GIVEN TASK:
Reproduce verbatim only the lines from the one containing "Read out every word on this page." through the last line below, both included.
-- BEGIN TASK INPUTS --
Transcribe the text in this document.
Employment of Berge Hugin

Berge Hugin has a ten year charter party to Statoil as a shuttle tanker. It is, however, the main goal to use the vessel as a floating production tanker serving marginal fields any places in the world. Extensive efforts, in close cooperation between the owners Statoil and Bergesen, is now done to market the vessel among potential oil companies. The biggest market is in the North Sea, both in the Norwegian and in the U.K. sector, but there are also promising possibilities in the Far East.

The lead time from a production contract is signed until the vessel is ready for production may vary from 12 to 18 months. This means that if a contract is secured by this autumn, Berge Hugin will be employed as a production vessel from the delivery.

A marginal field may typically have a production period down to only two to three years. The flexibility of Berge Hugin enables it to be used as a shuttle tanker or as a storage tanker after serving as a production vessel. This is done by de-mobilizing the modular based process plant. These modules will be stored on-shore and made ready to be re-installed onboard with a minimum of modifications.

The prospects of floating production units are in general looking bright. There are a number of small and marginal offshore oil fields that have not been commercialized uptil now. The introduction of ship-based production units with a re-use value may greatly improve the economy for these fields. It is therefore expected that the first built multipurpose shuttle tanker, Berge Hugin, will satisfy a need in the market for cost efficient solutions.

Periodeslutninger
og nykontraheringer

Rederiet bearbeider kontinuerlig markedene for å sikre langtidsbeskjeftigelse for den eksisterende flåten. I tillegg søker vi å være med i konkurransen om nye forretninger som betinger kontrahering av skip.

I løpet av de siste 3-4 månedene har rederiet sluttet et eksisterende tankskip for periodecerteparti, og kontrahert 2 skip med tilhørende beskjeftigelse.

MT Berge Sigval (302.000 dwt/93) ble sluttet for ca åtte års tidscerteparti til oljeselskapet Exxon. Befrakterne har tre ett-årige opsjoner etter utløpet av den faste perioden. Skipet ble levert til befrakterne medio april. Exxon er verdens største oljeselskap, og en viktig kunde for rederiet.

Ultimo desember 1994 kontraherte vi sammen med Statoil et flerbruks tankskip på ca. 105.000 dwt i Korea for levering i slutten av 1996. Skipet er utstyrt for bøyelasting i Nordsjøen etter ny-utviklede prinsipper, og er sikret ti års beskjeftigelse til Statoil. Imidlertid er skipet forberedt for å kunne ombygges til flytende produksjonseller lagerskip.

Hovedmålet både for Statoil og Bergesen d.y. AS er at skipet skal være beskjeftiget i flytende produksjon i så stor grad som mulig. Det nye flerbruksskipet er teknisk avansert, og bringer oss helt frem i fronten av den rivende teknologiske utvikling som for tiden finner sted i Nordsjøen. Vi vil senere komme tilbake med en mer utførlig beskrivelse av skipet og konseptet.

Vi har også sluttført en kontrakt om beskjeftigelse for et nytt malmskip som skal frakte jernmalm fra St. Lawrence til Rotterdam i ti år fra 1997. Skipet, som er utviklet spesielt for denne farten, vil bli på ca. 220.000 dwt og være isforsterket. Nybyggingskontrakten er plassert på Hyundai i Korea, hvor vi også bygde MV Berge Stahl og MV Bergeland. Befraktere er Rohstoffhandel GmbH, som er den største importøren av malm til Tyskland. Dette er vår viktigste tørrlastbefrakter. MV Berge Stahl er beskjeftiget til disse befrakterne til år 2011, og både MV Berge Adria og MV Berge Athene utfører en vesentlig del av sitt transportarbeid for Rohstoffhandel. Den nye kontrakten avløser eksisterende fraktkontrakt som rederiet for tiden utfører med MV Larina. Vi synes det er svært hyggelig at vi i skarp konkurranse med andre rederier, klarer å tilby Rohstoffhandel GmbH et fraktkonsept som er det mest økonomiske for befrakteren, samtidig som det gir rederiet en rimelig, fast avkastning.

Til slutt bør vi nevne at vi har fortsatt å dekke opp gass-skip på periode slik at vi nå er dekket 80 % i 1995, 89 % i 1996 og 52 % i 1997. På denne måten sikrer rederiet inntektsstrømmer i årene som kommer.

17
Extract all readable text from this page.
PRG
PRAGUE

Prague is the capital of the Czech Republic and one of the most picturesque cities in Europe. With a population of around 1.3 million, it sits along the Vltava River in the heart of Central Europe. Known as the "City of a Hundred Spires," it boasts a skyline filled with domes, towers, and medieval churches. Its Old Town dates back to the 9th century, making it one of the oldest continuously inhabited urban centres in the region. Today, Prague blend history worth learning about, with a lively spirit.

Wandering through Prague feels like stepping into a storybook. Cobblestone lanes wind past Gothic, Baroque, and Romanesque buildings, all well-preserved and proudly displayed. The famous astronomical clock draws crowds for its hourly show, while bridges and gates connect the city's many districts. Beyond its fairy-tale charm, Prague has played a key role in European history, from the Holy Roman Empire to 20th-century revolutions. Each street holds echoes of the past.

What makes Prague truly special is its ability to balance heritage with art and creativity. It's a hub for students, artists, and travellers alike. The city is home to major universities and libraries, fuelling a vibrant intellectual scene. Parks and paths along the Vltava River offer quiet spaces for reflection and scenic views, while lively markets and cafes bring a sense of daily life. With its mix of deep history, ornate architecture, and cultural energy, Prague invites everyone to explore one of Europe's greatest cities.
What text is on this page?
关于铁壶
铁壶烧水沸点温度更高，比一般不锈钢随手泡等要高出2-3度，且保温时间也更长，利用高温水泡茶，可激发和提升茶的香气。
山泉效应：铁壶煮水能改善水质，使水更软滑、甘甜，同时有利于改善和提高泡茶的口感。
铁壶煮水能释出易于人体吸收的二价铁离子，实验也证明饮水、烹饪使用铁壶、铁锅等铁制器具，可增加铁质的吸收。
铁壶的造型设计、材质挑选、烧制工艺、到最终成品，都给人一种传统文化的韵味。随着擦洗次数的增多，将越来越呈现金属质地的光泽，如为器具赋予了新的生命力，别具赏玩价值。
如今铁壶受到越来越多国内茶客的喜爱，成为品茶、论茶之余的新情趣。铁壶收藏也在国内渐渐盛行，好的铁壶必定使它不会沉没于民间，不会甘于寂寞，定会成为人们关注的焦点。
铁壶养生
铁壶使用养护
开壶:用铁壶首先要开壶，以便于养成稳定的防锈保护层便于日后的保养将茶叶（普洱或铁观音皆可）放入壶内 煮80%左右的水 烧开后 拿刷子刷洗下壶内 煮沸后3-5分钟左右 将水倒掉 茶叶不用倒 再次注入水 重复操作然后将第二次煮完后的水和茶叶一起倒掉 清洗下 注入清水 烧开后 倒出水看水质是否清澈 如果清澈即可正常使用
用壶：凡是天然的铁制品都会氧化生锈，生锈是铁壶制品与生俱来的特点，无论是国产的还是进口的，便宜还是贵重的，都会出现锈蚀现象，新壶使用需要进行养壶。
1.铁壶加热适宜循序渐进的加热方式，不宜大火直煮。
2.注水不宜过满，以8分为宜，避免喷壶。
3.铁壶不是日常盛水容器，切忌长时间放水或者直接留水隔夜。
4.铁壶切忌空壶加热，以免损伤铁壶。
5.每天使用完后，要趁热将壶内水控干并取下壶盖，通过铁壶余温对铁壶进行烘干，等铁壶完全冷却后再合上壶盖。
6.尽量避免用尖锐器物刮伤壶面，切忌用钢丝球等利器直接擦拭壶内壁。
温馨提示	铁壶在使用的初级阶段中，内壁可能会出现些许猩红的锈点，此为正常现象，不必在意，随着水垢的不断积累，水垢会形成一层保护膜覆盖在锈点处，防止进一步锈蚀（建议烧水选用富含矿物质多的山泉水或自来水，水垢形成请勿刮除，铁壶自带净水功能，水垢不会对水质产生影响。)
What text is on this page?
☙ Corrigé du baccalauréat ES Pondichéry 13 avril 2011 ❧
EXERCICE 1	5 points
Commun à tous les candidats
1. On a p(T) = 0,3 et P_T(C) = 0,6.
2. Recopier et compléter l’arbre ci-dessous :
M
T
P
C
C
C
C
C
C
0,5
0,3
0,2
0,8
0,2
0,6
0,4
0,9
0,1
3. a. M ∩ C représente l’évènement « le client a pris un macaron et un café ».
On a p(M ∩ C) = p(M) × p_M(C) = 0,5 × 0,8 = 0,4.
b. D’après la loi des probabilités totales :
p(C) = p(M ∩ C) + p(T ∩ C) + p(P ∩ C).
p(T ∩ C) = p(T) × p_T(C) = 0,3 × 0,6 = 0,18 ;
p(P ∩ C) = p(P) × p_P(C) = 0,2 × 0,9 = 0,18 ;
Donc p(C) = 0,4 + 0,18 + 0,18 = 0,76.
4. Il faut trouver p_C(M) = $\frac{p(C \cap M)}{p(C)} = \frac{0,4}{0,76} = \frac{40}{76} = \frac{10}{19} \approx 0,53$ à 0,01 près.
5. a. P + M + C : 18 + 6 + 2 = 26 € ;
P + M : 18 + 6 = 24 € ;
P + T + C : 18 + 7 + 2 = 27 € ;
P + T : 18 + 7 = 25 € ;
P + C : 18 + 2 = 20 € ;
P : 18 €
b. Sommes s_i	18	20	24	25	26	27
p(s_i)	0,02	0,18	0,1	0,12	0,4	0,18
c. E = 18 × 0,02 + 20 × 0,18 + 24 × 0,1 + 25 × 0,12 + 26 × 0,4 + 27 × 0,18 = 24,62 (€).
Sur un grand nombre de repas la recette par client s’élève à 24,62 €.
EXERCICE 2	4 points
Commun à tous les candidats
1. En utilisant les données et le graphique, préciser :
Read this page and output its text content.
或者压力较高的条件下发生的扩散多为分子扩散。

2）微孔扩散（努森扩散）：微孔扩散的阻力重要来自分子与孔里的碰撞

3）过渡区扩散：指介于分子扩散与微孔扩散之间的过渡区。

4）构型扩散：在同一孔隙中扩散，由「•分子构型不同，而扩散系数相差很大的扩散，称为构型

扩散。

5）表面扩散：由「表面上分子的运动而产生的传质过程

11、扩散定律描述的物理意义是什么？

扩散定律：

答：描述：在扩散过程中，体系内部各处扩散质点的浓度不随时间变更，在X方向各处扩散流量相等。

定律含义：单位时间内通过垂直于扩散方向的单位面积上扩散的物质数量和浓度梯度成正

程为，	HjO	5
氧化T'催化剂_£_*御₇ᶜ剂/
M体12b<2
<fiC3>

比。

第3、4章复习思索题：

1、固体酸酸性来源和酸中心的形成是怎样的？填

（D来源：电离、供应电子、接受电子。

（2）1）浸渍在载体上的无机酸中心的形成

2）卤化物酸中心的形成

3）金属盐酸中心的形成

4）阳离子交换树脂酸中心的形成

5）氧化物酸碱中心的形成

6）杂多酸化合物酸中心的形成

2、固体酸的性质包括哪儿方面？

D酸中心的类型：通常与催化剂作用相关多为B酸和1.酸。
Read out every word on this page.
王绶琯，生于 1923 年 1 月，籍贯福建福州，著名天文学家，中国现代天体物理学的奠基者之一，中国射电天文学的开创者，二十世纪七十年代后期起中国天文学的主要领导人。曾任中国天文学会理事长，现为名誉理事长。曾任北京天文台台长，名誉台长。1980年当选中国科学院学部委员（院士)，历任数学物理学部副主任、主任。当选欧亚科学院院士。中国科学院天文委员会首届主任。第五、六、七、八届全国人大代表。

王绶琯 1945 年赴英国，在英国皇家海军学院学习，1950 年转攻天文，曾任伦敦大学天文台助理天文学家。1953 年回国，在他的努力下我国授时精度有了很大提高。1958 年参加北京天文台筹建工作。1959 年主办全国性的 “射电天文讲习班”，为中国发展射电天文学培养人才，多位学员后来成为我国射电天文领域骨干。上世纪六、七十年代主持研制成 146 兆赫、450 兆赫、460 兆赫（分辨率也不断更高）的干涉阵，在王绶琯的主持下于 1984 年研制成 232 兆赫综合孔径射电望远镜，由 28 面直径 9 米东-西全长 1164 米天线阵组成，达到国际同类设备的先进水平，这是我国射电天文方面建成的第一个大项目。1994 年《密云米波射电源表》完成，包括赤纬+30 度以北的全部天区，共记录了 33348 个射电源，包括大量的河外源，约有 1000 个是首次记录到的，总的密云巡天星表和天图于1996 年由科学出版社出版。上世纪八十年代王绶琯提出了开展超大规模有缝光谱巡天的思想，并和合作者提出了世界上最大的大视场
-- END TASK INPUTS --
RESULT OF THIS EXERCISE:
Read out every word on this page.
王绶琯，生于 1923 年 1 月，籍贯福建福州，著名天文学家，中国现代天体物理学的奠基者之一，中国射电天文学的开创者，二十世纪七十年代后期起中国天文学的主要领导人。曾任中国天文学会理事长，现为名誉理事长。曾任北京天文台台长，名誉台长。1980年当选中国科学院学部委员（院士)，历任数学物理学部副主任、主任。当选欧亚科学院院士。中国科学院天文委员会首届主任。第五、六、七、八届全国人大代表。

王绶琯 1945 年赴英国，在英国皇家海军学院学习，1950 年转攻天文，曾任伦敦大学天文台助理天文学家。1953 年回国，在他的努力下我国授时精度有了很大提高。1958 年参加北京天文台筹建工作。1959 年主办全国性的 “射电天文讲习班”，为中国发展射电天文学培养人才，多位学员后来成为我国射电天文领域骨干。上世纪六、七十年代主持研制成 146 兆赫、450 兆赫、460 兆赫（分辨率也不断更高）的干涉阵，在王绶琯的主持下于 1984 年研制成 232 兆赫综合孔径射电望远镜，由 28 面直径 9 米东-西全长 1164 米天线阵组成，达到国际同类设备的先进水平，这是我国射电天文方面建成的第一个大项目。1994 年《密云米波射电源表》完成，包括赤纬+30 度以北的全部天区，共记录了 33348 个射电源，包括大量的河外源，约有 1000 个是首次记录到的，总的密云巡天星表和天图于1996 年由科学出版社出版。上世纪八十年代王绶琯提出了开展超大规模有缝光谱巡天的思想，并和合作者提出了世界上最大的大视场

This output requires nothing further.